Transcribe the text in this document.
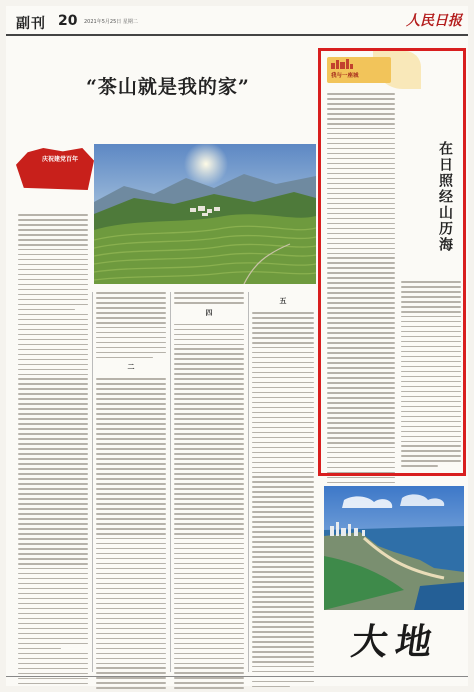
副刊 20 2021年5月25日 星期二	人民日报
“茶山就是我的家”
庆祝建党百年
二
四
五
我与一座城
在日照经山历海
大地
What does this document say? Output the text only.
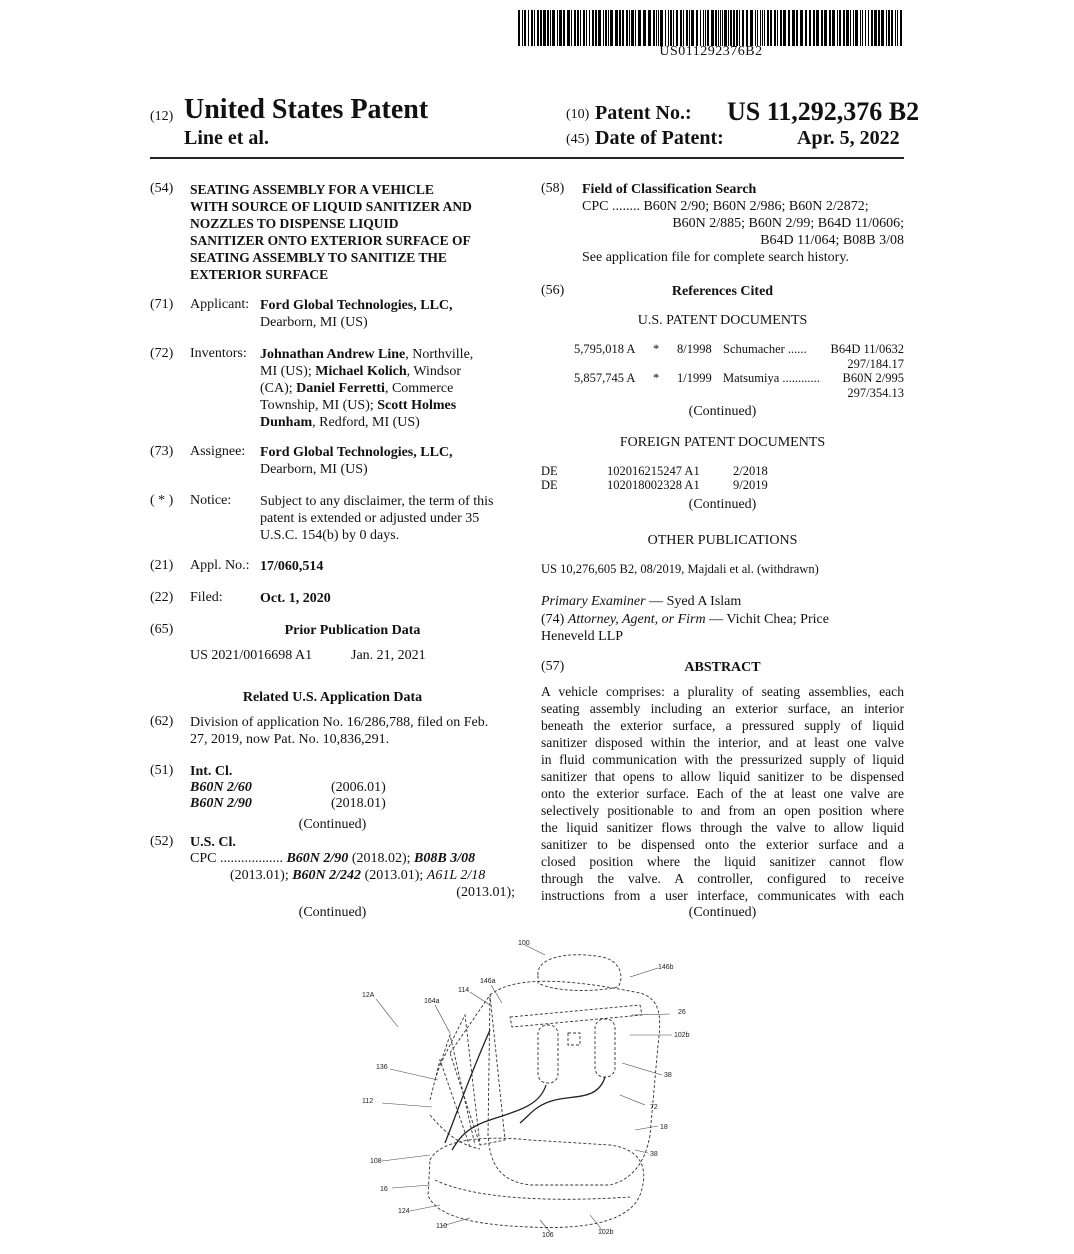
US011292376B2
(12) United States Patent
Line et al.
(10) Patent No.: US 11,292,376 B2
(45) Date of Patent:	Apr. 5, 2022
(54) SEATING ASSEMBLY FOR A VEHICLE
WITH SOURCE OF LIQUID SANITIZER AND
NOZZLES TO DISPENSE LIQUID
SANITIZER ONTO EXTERIOR SURFACE OF
SEATING ASSEMBLY TO SANITIZE THE
EXTERIOR SURFACE
(71) Applicant: Ford Global Technologies, LLC,
Dearborn, MI (US)
(72) Inventors: Johnathan Andrew Line, Northville,
MI (US); Michael Kolich, Windsor
(CA); Daniel Ferretti, Commerce
Township, MI (US); Scott Holmes
Dunham, Redford, MI (US)
(73) Assignee: Ford Global Technologies, LLC,
Dearborn, MI (US)
( * ) Notice: Subject to any disclaimer, the term of this
patent is extended or adjusted under 35
U.S.C. 154(b) by 0 days.
(21) Appl. No.: 17/060,514
(22) Filed:	Oct. 1, 2020
(65)	Prior Publication Data
US 2021/0016698 A1	Jan. 21, 2021
Related U.S. Application Data
(62) Division of application No. 16/286,788, filed on Feb.
27, 2019, now Pat. No. 10,836,291.
(51) Int. Cl.
B60N 2/60	(2006.01)
B60N 2/90	(2018.01)
(Continued)
(52) U.S. Cl.
CPC .................. B60N 2/90 (2018.02); B08B 3/08
(2013.01); B60N 2/242 (2013.01); A61L 2/18
(2013.01);
(Continued)
(58) Field of Classification Search
CPC ........ B60N 2/90; B60N 2/986; B60N 2/2872;
B60N 2/885; B60N 2/99; B64D 11/0606;
B64D 11/064; B08B 3/08
See application file for complete search history.
(56)	References Cited
U.S. PATENT DOCUMENTS
5,795,018 A * 8/1998 Schumacher ...... B64D 11/0632
297/184.17
5,857,745 A * 1/1999 Matsumiya ............ B60N 2/995
297/354.13
(Continued)
FOREIGN PATENT DOCUMENTS
DE	102016215247 A1	2/2018
DE	102018002328 A1	9/2019
(Continued)
OTHER PUBLICATIONS
US 10,276,605 B2, 08/2019, Majdali et al. (withdrawn)
Primary Examiner — Syed A Islam
(74) Attorney, Agent, or Firm — Vichit Chea; Price
Heneveld LLP
(57)	ABSTRACT
A vehicle comprises: a plurality of seating assemblies, each
seating assembly including an exterior surface, an interior
beneath the exterior surface, a pressured supply of liquid
sanitizer disposed within the interior, and at least one valve
in fluid communication with the pressurized supply of liquid
sanitizer that opens to allow liquid sanitizer to be dispensed
onto the exterior surface. Each of the at least one valve are
selectively positionable to and from an open position where
the liquid sanitizer flows through the valve to allow liquid
sanitizer to be dispensed onto the exterior surface and a
closed position where the liquid sanitizer cannot flow
through the valve. A controller, configured to receive
instructions from a user interface, communicates with each
(Continued)
100
146b
12A
146a
114
164a
26
102b
136
38
112
72
18
38
108
16
124
110
106	102b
================================
* Set task *
Find how many lines of the entries contain "position". Respond with the number only.

* Response below *
2